#### Task prompt:
Each line containing the word "Kode" should be found and copied.
★ ★ ★ ★ ★ ★ ★
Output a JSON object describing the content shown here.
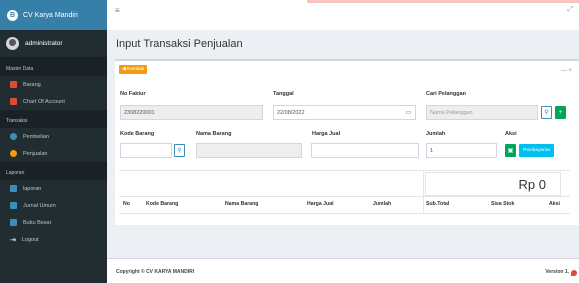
{
  "app": {
    "brand": "CV Karya Mandiri",
    "user": "administrator"
  },
  "sidebar": {
    "sections": [
      {
        "title": "Master Data",
        "items": [
          {
            "label": "Barang",
            "icon": "grid-icon"
          },
          {
            "label": "Chart Of Account",
            "icon": "grid-icon"
          }
        ]
      },
      {
        "title": "Transaksi",
        "items": [
          {
            "label": "Pembelian",
            "icon": "circle-icon"
          },
          {
            "label": "Penjualan",
            "icon": "circle-icon"
          }
        ]
      },
      {
        "title": "Laporan",
        "items": [
          {
            "label": "laporan",
            "icon": "file-icon"
          },
          {
            "label": "Jurnal Umum",
            "icon": "file-icon"
          },
          {
            "label": "Buku Besar",
            "icon": "file-icon"
          },
          {
            "label": "Logout",
            "icon": "logout-icon"
          }
        ]
      }
    ]
  },
  "topbar": {
    "menu_glyph": "≡",
    "expand_glyph": "⤢"
  },
  "page": {
    "title": "Input Transaksi Penjualan"
  },
  "form": {
    "back_label": "◀ Kembali",
    "tools": "—  ×",
    "no_faktur_label": "No Faktur",
    "no_faktur_value": "2308220001",
    "tanggal_label": "Tanggal",
    "tanggal_value": "22/08/2022",
    "cari_label": "Cari Pelanggan",
    "cari_placeholder": "Nama Pelanggan",
    "kode_barang_label": "Kode Barang",
    "nama_barang_label": "Nama Barang",
    "harga_jual_label": "Harga Jual",
    "jumlah_label": "Jumlah",
    "jumlah_value": "1",
    "aksi_label": "Aksi",
    "pay_label": "Pembayaran",
    "total": "Rp 0"
  },
  "table": {
    "headers": [
      "No",
      "Kode Barang",
      "Nama Barang",
      "Harga Jual",
      "Jumlah",
      "Sub.Total",
      "Sisa Stok",
      "Aksi"
    ]
  },
  "footer": {
    "copyright": "Copyright © CV KARYA MANDIRI",
    "version": "Version 1."
  }
}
★ ★ ★ ★ ★ ★ ★
#### Complete answer:
    "kode_barang_label": "Kode Barang",
      "Kode Barang",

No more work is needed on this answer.